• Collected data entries
============
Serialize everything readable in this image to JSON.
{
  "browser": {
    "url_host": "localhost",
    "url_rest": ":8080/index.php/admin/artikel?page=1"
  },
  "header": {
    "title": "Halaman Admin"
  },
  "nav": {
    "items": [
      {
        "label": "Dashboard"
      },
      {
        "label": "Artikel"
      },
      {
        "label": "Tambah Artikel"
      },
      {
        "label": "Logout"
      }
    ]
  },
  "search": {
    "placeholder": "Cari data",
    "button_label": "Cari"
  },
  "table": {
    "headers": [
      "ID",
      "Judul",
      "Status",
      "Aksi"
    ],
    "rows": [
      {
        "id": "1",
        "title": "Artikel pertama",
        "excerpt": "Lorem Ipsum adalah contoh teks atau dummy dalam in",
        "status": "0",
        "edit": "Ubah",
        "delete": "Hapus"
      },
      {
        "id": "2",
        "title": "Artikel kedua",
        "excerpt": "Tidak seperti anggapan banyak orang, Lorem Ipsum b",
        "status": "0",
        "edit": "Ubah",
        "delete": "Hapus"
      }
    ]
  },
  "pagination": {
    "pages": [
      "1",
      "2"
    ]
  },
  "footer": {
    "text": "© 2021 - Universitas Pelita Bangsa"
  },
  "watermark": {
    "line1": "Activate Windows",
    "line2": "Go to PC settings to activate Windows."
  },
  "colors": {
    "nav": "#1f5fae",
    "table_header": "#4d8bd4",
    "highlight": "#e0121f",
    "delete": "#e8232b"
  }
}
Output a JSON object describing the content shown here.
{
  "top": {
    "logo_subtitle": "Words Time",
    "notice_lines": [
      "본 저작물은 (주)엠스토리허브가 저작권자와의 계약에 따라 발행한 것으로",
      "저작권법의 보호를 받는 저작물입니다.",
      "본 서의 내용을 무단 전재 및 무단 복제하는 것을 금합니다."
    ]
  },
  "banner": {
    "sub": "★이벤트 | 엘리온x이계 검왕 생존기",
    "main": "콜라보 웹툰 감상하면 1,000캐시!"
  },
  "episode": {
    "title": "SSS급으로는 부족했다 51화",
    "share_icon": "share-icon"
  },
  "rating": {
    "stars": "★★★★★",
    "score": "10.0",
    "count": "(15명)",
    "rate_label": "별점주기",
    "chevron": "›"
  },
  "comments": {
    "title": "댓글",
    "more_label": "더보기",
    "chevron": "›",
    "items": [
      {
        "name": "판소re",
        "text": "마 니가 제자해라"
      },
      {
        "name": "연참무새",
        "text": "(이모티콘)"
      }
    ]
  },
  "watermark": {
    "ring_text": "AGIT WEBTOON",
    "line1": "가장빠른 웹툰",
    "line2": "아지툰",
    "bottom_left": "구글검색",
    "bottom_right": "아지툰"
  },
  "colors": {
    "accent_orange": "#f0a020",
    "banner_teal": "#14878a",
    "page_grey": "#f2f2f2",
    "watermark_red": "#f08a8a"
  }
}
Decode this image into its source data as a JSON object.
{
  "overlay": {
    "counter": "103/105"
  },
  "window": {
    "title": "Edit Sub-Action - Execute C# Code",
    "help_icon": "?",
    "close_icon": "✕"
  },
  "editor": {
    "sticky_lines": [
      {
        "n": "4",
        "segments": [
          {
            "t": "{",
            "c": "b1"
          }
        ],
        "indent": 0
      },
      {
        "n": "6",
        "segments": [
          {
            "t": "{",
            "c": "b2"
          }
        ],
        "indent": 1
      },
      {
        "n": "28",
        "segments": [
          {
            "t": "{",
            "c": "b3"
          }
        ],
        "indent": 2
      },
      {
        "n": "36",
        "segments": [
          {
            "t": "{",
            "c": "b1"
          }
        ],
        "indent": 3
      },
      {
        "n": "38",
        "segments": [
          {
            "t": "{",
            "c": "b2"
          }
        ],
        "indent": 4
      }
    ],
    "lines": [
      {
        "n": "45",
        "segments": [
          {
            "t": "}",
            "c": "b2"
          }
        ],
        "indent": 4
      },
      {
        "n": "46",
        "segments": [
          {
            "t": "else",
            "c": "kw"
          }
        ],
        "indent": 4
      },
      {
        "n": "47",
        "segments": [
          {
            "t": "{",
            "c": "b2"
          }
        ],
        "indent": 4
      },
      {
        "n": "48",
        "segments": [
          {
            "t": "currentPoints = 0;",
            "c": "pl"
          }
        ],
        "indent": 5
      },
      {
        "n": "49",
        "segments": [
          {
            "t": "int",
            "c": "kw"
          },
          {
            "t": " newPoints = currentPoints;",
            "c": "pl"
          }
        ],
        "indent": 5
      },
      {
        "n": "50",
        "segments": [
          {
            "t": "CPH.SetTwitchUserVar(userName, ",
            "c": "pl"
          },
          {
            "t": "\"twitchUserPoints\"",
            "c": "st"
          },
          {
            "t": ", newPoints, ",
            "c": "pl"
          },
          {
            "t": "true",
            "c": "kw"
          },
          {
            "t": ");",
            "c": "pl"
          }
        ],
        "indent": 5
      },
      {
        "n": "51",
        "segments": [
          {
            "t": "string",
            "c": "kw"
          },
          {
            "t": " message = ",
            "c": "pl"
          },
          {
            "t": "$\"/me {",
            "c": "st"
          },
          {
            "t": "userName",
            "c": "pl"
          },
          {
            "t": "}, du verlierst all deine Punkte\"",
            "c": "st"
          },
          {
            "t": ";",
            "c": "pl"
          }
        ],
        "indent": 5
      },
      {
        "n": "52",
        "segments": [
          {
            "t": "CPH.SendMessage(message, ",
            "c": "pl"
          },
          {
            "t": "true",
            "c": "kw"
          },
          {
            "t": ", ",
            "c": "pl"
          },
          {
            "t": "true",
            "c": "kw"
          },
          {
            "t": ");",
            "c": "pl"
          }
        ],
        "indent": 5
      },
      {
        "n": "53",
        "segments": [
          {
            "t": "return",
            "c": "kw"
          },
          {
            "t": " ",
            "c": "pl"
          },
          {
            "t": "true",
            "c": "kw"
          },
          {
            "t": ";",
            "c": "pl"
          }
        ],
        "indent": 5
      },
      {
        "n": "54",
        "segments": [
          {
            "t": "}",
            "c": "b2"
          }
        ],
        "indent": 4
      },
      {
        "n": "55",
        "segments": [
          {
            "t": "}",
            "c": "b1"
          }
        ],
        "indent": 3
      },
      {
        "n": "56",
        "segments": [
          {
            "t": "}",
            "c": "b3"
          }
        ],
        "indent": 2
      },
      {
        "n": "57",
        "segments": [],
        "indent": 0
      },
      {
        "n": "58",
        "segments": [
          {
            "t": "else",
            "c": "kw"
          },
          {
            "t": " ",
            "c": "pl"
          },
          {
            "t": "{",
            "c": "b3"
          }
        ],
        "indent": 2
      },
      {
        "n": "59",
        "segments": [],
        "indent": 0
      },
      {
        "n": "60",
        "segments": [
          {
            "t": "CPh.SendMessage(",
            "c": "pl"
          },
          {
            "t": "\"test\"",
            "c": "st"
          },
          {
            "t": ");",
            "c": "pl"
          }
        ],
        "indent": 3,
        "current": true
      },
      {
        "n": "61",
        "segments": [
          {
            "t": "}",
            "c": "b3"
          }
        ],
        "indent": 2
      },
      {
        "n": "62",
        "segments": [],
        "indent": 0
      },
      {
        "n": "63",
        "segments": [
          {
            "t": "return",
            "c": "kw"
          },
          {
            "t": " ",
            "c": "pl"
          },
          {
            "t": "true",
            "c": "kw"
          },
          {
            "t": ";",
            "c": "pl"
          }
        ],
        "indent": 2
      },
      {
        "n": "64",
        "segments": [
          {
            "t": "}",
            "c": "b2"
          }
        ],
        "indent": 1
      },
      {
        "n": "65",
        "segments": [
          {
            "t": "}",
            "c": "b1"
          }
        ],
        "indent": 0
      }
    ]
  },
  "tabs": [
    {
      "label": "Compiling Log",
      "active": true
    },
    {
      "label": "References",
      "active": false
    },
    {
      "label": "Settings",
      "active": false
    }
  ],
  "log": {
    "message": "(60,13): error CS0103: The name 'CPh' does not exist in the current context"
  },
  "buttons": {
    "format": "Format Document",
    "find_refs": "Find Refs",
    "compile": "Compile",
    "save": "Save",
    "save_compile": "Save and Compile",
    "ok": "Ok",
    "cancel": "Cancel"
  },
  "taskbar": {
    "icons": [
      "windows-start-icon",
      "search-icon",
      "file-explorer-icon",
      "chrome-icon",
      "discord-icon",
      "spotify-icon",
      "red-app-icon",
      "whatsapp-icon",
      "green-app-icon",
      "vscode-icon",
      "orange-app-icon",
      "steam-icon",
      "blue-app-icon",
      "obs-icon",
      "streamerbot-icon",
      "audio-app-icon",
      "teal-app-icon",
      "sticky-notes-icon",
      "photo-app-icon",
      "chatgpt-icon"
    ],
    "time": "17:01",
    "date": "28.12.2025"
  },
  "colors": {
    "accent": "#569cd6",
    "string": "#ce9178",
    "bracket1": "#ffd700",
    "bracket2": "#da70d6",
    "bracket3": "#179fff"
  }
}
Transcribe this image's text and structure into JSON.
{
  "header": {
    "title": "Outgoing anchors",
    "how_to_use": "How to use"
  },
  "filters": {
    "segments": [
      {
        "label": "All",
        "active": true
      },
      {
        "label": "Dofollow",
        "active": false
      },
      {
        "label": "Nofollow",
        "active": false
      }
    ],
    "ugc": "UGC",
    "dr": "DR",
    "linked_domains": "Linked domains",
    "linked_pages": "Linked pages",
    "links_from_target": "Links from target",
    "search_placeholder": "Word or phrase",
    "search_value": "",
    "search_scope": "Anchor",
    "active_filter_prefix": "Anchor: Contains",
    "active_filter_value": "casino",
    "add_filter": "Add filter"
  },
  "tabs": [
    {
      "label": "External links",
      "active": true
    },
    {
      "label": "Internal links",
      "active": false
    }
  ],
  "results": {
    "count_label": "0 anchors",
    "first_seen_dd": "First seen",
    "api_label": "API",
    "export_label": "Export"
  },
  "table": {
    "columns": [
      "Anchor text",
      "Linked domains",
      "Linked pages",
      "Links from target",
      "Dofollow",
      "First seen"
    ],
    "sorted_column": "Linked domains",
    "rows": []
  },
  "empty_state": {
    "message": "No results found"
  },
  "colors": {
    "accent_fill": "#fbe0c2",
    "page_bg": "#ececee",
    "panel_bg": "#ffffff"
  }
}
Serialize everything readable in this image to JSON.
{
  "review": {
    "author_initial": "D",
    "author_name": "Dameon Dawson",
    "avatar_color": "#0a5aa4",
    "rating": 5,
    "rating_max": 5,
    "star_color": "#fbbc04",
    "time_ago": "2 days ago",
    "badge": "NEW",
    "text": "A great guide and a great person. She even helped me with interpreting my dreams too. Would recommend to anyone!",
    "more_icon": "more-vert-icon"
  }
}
============
• Written problem
Within the listing above, copy each line that has the string "SendMessage".

• Exercise result
            "t": "CPH.SendMessage(message, ",
            "t": "CPh.SendMessage(",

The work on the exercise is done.